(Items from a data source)
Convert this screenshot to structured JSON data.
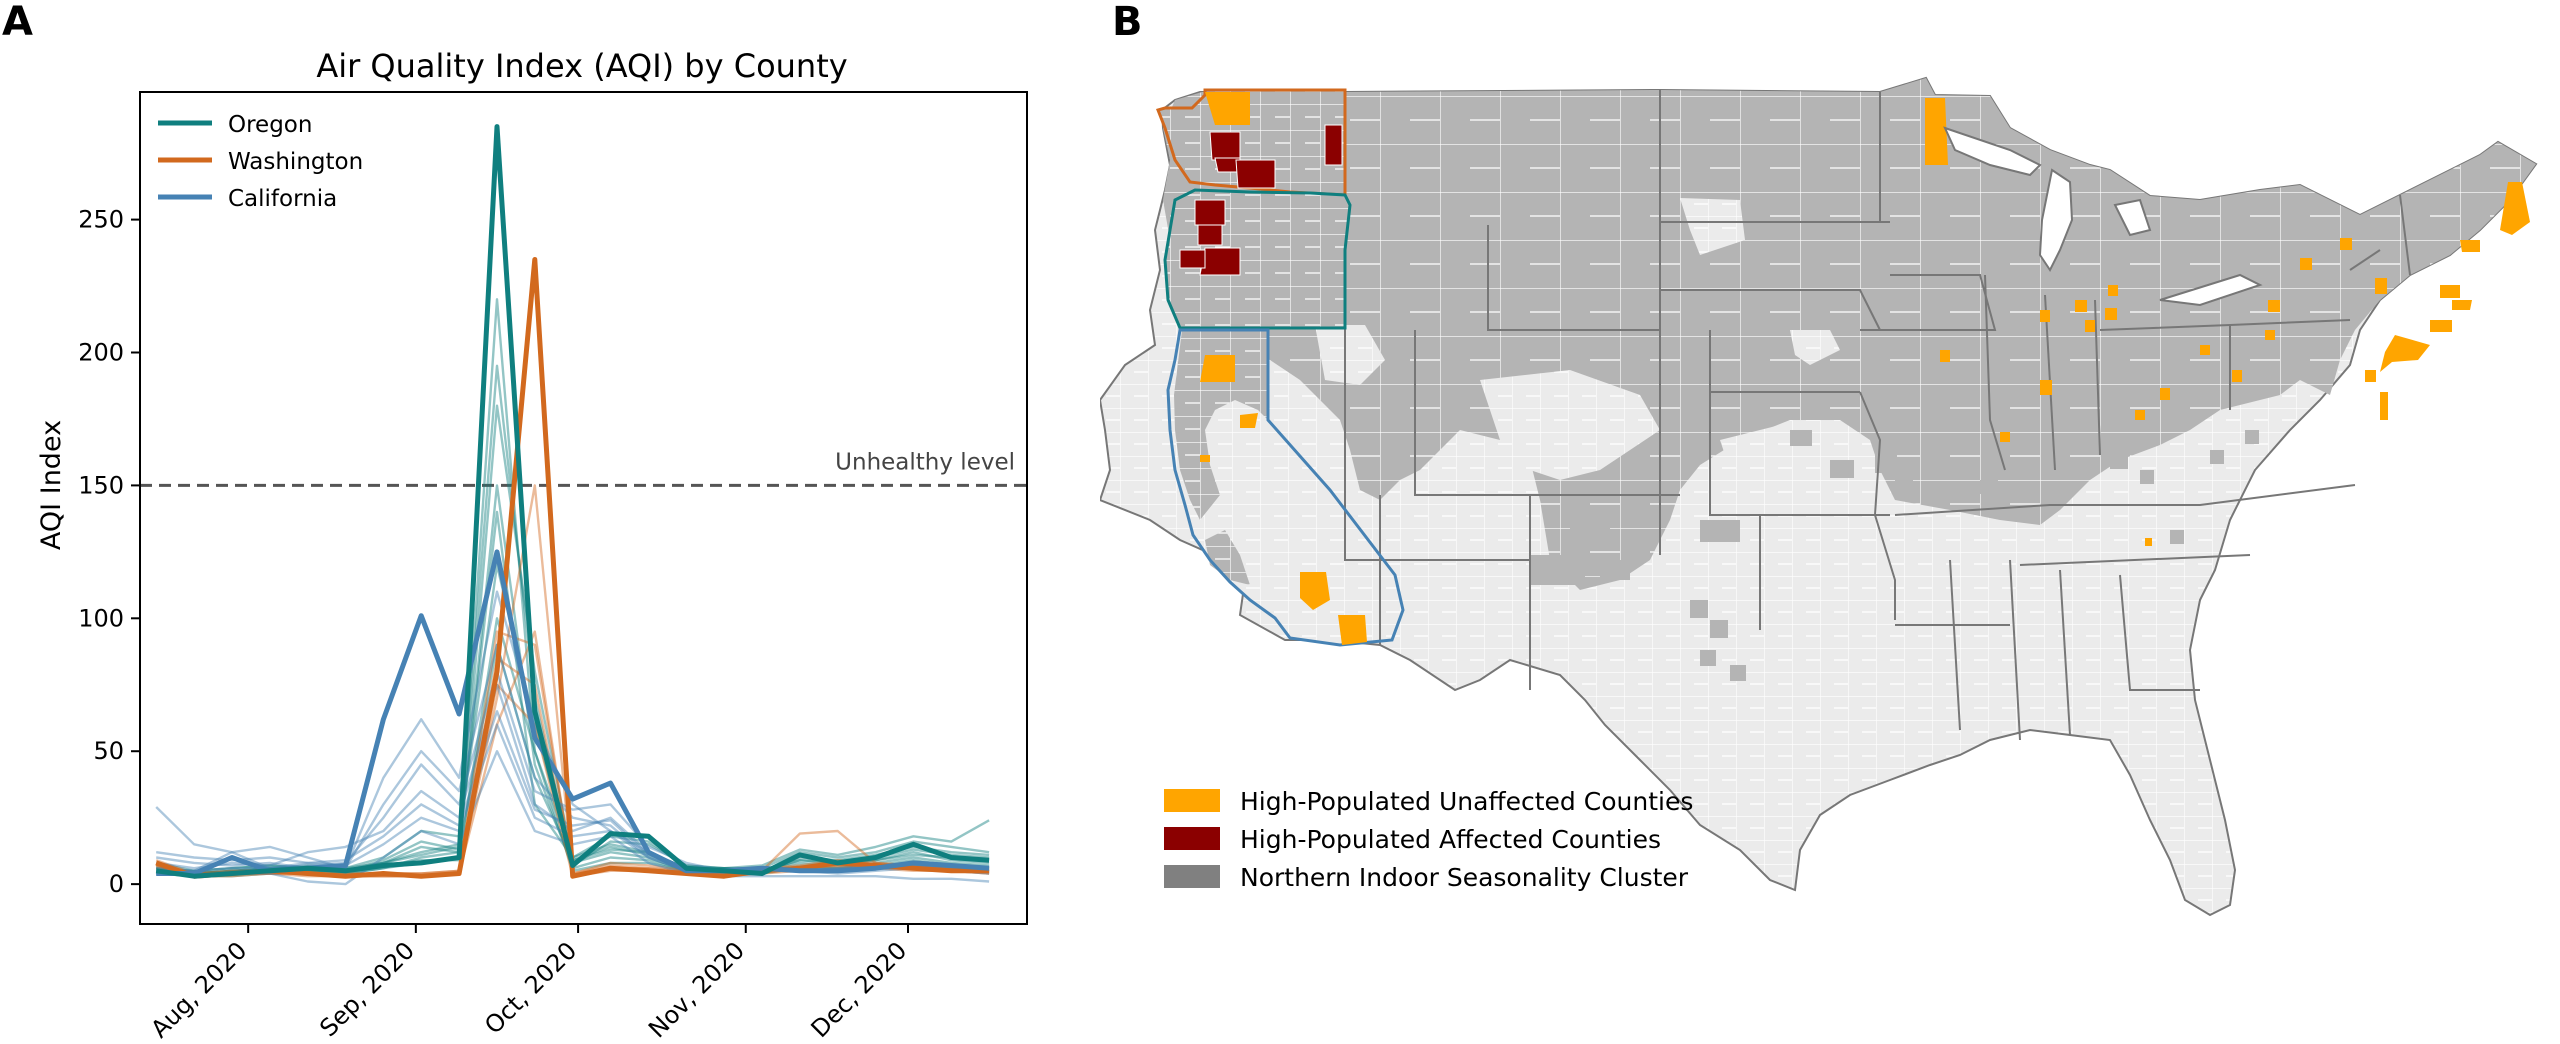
{
  "panel_a": {
    "label": "A",
    "chart_data": {
      "type": "line",
      "title": "Air Quality Index (AQI) by County",
      "xlabel": "",
      "ylabel": "AQI Index",
      "xlim": [
        "2020-07-12",
        "2020-12-23"
      ],
      "ylim": [
        -15,
        298
      ],
      "y_ticks": [
        0,
        50,
        100,
        150,
        200,
        250
      ],
      "x_ticks": [
        {
          "date": "2020-08-01",
          "label": "Aug, 2020"
        },
        {
          "date": "2020-09-01",
          "label": "Sep, 2020"
        },
        {
          "date": "2020-10-01",
          "label": "Oct, 2020"
        },
        {
          "date": "2020-11-01",
          "label": "Nov, 2020"
        },
        {
          "date": "2020-12-01",
          "label": "Dec, 2020"
        }
      ],
      "x_dates": [
        "2020-07-15",
        "2020-07-22",
        "2020-07-29",
        "2020-08-05",
        "2020-08-12",
        "2020-08-19",
        "2020-08-26",
        "2020-09-02",
        "2020-09-09",
        "2020-09-16",
        "2020-09-23",
        "2020-09-30",
        "2020-10-07",
        "2020-10-14",
        "2020-10-21",
        "2020-10-28",
        "2020-11-04",
        "2020-11-11",
        "2020-11-18",
        "2020-11-25",
        "2020-12-02",
        "2020-12-09",
        "2020-12-16"
      ],
      "legend_position": "top-left",
      "grid": false,
      "colors": {
        "Oregon": "#0f7f7f",
        "Washington": "#d2691e",
        "California": "#4682b4"
      },
      "reference_line": {
        "y": 150,
        "label": "Unhealthy level",
        "color": "#555555"
      },
      "series": [
        {
          "name": "Oregon",
          "emphasis": true,
          "color": "#0f7f7f",
          "values": [
            5,
            3,
            4,
            5,
            6,
            5,
            7,
            8,
            10,
            285,
            65,
            7,
            19,
            18,
            6,
            5,
            4,
            11,
            8,
            10,
            15,
            10,
            9
          ]
        },
        {
          "name": "Washington",
          "emphasis": true,
          "color": "#d2691e",
          "values": [
            8,
            3,
            4,
            5,
            4,
            3,
            4,
            3,
            4,
            80,
            235,
            3,
            6,
            5,
            4,
            3,
            5,
            6,
            8,
            7,
            6,
            5,
            5
          ]
        },
        {
          "name": "California",
          "emphasis": true,
          "color": "#4682b4",
          "values": [
            4,
            4,
            10,
            5,
            6,
            7,
            62,
            101,
            64,
            125,
            55,
            32,
            38,
            12,
            5,
            5,
            6,
            5,
            5,
            6,
            8,
            7,
            6
          ]
        },
        {
          "group": "Oregon",
          "values": [
            6,
            4,
            5,
            6,
            5,
            4,
            6,
            10,
            12,
            220,
            50,
            10,
            15,
            12,
            6,
            6,
            5,
            8,
            7,
            9,
            12,
            9,
            8
          ]
        },
        {
          "group": "Oregon",
          "values": [
            5,
            5,
            4,
            5,
            6,
            6,
            8,
            12,
            15,
            195,
            70,
            8,
            12,
            10,
            5,
            5,
            4,
            7,
            6,
            8,
            10,
            8,
            7
          ]
        },
        {
          "group": "Oregon",
          "values": [
            4,
            3,
            3,
            4,
            5,
            5,
            7,
            9,
            9,
            180,
            80,
            9,
            14,
            11,
            6,
            5,
            5,
            9,
            8,
            9,
            11,
            10,
            9
          ]
        },
        {
          "group": "Oregon",
          "values": [
            6,
            5,
            6,
            7,
            6,
            5,
            9,
            16,
            13,
            150,
            45,
            6,
            10,
            9,
            5,
            6,
            5,
            10,
            9,
            11,
            14,
            12,
            11
          ]
        },
        {
          "group": "Oregon",
          "values": [
            7,
            4,
            5,
            6,
            7,
            6,
            10,
            20,
            18,
            120,
            60,
            7,
            16,
            15,
            7,
            6,
            6,
            12,
            10,
            12,
            16,
            14,
            12
          ]
        },
        {
          "group": "Oregon",
          "values": [
            5,
            4,
            4,
            5,
            5,
            4,
            6,
            8,
            10,
            100,
            50,
            5,
            8,
            8,
            5,
            4,
            4,
            6,
            6,
            7,
            9,
            7,
            6
          ]
        },
        {
          "group": "Oregon",
          "values": [
            6,
            4,
            5,
            6,
            6,
            5,
            8,
            14,
            12,
            90,
            40,
            9,
            13,
            12,
            6,
            5,
            5,
            9,
            8,
            10,
            13,
            11,
            10
          ]
        },
        {
          "group": "Oregon",
          "values": [
            8,
            5,
            6,
            7,
            6,
            5,
            8,
            11,
            14,
            140,
            30,
            10,
            18,
            16,
            7,
            6,
            7,
            13,
            11,
            14,
            18,
            16,
            24
          ]
        },
        {
          "group": "Washington",
          "values": [
            9,
            4,
            5,
            5,
            4,
            3,
            4,
            4,
            5,
            95,
            90,
            4,
            8,
            7,
            5,
            4,
            6,
            7,
            9,
            8,
            7,
            6,
            5
          ]
        },
        {
          "group": "Washington",
          "values": [
            7,
            3,
            4,
            4,
            4,
            3,
            3,
            3,
            4,
            70,
            150,
            3,
            6,
            6,
            4,
            3,
            5,
            6,
            7,
            6,
            6,
            5,
            4
          ]
        },
        {
          "group": "Washington",
          "values": [
            6,
            3,
            3,
            4,
            3,
            3,
            3,
            3,
            4,
            60,
            95,
            3,
            5,
            5,
            4,
            3,
            4,
            5,
            6,
            6,
            5,
            5,
            4
          ]
        },
        {
          "group": "Washington",
          "values": [
            8,
            4,
            4,
            5,
            4,
            4,
            4,
            4,
            5,
            85,
            75,
            4,
            7,
            6,
            5,
            4,
            5,
            19,
            20,
            8,
            7,
            6,
            6
          ]
        },
        {
          "group": "Washington",
          "values": [
            7,
            3,
            4,
            4,
            4,
            3,
            3,
            3,
            4,
            75,
            60,
            3,
            6,
            5,
            4,
            3,
            5,
            6,
            7,
            7,
            6,
            5,
            5
          ]
        },
        {
          "group": "California",
          "values": [
            29,
            15,
            12,
            14,
            10,
            6,
            40,
            62,
            40,
            110,
            60,
            30,
            20,
            12,
            6,
            5,
            6,
            5,
            6,
            7,
            8,
            7,
            6
          ]
        },
        {
          "group": "California",
          "values": [
            10,
            8,
            7,
            8,
            6,
            6,
            30,
            50,
            35,
            90,
            40,
            25,
            22,
            10,
            5,
            5,
            5,
            6,
            5,
            6,
            7,
            6,
            5
          ]
        },
        {
          "group": "California",
          "values": [
            5,
            5,
            12,
            6,
            7,
            8,
            25,
            45,
            30,
            80,
            35,
            28,
            30,
            14,
            8,
            5,
            6,
            6,
            5,
            6,
            7,
            6,
            5
          ]
        },
        {
          "group": "California",
          "values": [
            8,
            6,
            8,
            7,
            12,
            14,
            20,
            35,
            25,
            75,
            30,
            20,
            25,
            12,
            6,
            5,
            5,
            5,
            5,
            6,
            7,
            6,
            5
          ]
        },
        {
          "group": "California",
          "values": [
            12,
            10,
            9,
            10,
            8,
            7,
            15,
            25,
            20,
            60,
            25,
            18,
            20,
            10,
            5,
            4,
            5,
            5,
            4,
            5,
            6,
            5,
            4
          ]
        },
        {
          "group": "California",
          "values": [
            4,
            3,
            4,
            4,
            1,
            0,
            10,
            20,
            15,
            50,
            20,
            15,
            18,
            8,
            4,
            3,
            3,
            3,
            3,
            3,
            2,
            2,
            1
          ]
        },
        {
          "group": "California",
          "values": [
            6,
            5,
            6,
            6,
            8,
            9,
            18,
            30,
            22,
            65,
            28,
            22,
            24,
            11,
            6,
            5,
            6,
            5,
            5,
            6,
            6,
            5,
            5
          ]
        }
      ]
    }
  },
  "panel_b": {
    "label": "B",
    "map": {
      "title": "",
      "highlight_states": [
        "Oregon",
        "Washington",
        "California"
      ],
      "colors": {
        "unaffected": "#FFA500",
        "affected": "#8B0000",
        "northern_cluster": "#808080",
        "northern_fill": "#b4b4b4",
        "background_county": "#ebebeb",
        "state_border": "#777777",
        "county_border": "#ffffff"
      },
      "legend": [
        {
          "label": "High-Populated Unaffected Counties",
          "color": "#FFA500"
        },
        {
          "label": "High-Populated Affected Counties",
          "color": "#8B0000"
        },
        {
          "label": "Northern Indoor Seasonality Cluster",
          "color": "#808080"
        }
      ]
    }
  }
}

-- EXERCISE --
Copy each line of the records that contains the word "name".

-- FULL SOLUTION --
          "name": "Oregon",
          "name": "Washington",
          "name": "California",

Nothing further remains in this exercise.